>> BEGIN Dataset extract

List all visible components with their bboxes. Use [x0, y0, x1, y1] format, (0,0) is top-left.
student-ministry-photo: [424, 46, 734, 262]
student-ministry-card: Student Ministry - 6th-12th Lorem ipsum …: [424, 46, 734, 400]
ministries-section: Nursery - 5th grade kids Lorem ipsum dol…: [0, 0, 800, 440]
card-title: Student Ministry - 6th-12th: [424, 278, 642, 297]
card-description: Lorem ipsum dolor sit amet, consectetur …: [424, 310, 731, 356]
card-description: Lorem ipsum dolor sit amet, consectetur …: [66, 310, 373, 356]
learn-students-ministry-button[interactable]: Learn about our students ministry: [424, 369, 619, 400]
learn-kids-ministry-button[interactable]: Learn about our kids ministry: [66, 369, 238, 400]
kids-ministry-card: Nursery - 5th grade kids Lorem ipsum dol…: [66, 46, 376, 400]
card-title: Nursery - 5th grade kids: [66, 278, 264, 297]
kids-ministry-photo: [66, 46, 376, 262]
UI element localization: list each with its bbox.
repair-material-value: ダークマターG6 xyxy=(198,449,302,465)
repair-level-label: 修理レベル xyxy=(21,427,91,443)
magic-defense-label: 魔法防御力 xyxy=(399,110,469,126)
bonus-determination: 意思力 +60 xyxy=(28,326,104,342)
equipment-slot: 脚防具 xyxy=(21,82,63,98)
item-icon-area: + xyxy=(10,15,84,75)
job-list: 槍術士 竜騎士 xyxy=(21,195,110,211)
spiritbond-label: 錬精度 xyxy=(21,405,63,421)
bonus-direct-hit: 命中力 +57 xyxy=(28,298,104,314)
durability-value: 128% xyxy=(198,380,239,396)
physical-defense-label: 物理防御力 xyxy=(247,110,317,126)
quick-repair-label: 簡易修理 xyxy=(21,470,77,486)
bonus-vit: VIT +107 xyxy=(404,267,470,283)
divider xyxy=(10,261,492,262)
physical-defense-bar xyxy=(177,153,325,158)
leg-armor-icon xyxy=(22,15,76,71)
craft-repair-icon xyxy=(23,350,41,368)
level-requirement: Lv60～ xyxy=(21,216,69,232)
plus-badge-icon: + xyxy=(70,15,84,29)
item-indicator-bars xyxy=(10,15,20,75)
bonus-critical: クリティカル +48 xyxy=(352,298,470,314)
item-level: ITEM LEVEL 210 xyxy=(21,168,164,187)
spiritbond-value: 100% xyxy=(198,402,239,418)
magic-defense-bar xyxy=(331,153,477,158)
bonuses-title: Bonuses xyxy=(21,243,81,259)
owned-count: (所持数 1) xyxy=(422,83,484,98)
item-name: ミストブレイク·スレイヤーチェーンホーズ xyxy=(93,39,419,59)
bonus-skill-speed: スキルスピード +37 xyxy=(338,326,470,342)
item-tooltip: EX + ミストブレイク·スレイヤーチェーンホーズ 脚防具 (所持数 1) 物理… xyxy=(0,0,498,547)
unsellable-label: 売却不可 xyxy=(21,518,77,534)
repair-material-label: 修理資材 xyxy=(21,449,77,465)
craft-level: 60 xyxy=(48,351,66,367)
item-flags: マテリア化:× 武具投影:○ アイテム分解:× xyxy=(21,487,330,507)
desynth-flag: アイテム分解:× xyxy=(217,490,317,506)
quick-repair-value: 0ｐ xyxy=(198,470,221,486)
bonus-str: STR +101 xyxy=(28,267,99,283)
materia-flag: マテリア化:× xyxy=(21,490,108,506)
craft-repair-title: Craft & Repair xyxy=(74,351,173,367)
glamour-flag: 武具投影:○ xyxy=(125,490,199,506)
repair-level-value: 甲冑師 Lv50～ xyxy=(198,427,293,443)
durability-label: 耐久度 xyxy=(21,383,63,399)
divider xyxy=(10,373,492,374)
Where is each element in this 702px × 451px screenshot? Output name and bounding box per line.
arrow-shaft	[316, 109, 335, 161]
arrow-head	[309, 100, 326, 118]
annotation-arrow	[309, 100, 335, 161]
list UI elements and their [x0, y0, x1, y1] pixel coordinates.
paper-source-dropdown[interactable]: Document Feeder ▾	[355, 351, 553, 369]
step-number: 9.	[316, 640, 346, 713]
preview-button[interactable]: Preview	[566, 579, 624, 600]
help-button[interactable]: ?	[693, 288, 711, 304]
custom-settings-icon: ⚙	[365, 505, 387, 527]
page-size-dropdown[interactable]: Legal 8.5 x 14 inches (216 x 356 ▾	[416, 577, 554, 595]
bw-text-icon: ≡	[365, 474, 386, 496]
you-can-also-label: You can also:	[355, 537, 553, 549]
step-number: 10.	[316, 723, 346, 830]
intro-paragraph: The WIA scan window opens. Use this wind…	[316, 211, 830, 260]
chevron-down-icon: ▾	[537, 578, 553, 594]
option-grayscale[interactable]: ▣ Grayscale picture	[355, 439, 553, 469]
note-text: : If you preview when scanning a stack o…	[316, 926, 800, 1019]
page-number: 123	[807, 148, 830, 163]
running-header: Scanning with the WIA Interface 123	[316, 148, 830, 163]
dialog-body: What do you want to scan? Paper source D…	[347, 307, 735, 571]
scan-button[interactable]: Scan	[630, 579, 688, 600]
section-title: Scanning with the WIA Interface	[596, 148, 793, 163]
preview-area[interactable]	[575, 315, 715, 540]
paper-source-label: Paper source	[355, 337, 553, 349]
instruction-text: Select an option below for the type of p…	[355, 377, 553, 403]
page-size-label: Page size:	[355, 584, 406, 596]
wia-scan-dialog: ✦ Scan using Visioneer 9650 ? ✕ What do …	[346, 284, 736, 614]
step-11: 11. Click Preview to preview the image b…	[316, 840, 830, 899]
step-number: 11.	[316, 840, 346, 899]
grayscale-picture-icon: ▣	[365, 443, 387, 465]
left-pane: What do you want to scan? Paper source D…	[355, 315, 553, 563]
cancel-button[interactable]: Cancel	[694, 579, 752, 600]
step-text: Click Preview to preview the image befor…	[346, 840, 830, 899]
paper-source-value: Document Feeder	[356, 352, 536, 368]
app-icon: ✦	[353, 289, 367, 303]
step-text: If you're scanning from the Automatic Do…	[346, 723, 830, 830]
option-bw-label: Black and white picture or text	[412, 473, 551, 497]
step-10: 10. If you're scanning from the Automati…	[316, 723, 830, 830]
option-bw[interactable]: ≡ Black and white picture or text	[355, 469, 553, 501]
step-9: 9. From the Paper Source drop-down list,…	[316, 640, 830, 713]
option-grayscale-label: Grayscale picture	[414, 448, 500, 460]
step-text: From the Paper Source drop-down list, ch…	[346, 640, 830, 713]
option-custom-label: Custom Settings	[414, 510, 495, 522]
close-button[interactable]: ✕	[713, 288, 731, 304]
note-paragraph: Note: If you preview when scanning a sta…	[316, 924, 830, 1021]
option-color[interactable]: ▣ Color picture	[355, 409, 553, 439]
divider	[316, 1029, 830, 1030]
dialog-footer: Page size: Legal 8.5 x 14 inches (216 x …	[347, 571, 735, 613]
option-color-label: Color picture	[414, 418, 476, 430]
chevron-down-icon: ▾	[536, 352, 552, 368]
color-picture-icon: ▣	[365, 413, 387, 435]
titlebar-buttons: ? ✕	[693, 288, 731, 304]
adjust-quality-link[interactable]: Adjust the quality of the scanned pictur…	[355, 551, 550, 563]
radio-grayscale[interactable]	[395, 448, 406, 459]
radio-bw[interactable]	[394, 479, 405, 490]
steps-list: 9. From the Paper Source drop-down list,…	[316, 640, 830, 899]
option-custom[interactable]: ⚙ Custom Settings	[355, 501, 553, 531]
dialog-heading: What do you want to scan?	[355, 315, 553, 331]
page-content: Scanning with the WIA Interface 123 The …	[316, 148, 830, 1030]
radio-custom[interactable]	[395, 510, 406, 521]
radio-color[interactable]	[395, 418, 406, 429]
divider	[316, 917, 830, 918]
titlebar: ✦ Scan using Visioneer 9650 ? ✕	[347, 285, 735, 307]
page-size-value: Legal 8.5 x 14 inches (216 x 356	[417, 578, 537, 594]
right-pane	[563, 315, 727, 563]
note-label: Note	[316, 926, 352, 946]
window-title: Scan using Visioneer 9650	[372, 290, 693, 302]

>> END Dataset extract

--- Exercise prompt ---
Reproduce the material without changes, beginning with its first line and going on through the line that contains "job-list: 槍術士 竜騎士 xyxy=(21,195,110,211)".

--- Response for this exercise ---
List all visible components with their bboxes. Use [x0, y0, x1, y1] format, (0,0) is top-left.
student-ministry-photo: [424, 46, 734, 262]
student-ministry-card: Student Ministry - 6th-12th Lorem ipsum …: [424, 46, 734, 400]
ministries-section: Nursery - 5th grade kids Lorem ipsum dol…: [0, 0, 800, 440]
card-title: Student Ministry - 6th-12th: [424, 278, 642, 297]
card-description: Lorem ipsum dolor sit amet, consectetur …: [424, 310, 731, 356]
card-description: Lorem ipsum dolor sit amet, consectetur …: [66, 310, 373, 356]
learn-students-ministry-button[interactable]: Learn about our students ministry: [424, 369, 619, 400]
learn-kids-ministry-button[interactable]: Learn about our kids ministry: [66, 369, 238, 400]
kids-ministry-card: Nursery - 5th grade kids Lorem ipsum dol…: [66, 46, 376, 400]
card-title: Nursery - 5th grade kids: [66, 278, 264, 297]
kids-ministry-photo: [66, 46, 376, 262]
UI element localization: list each with its bbox.
repair-material-value: ダークマターG6 xyxy=(198,449,302,465)
repair-level-label: 修理レベル xyxy=(21,427,91,443)
magic-defense-label: 魔法防御力 xyxy=(399,110,469,126)
bonus-determination: 意思力 +60 xyxy=(28,326,104,342)
equipment-slot: 脚防具 xyxy=(21,82,63,98)
item-icon-area: + xyxy=(10,15,84,75)
job-list: 槍術士 竜騎士 xyxy=(21,195,110,211)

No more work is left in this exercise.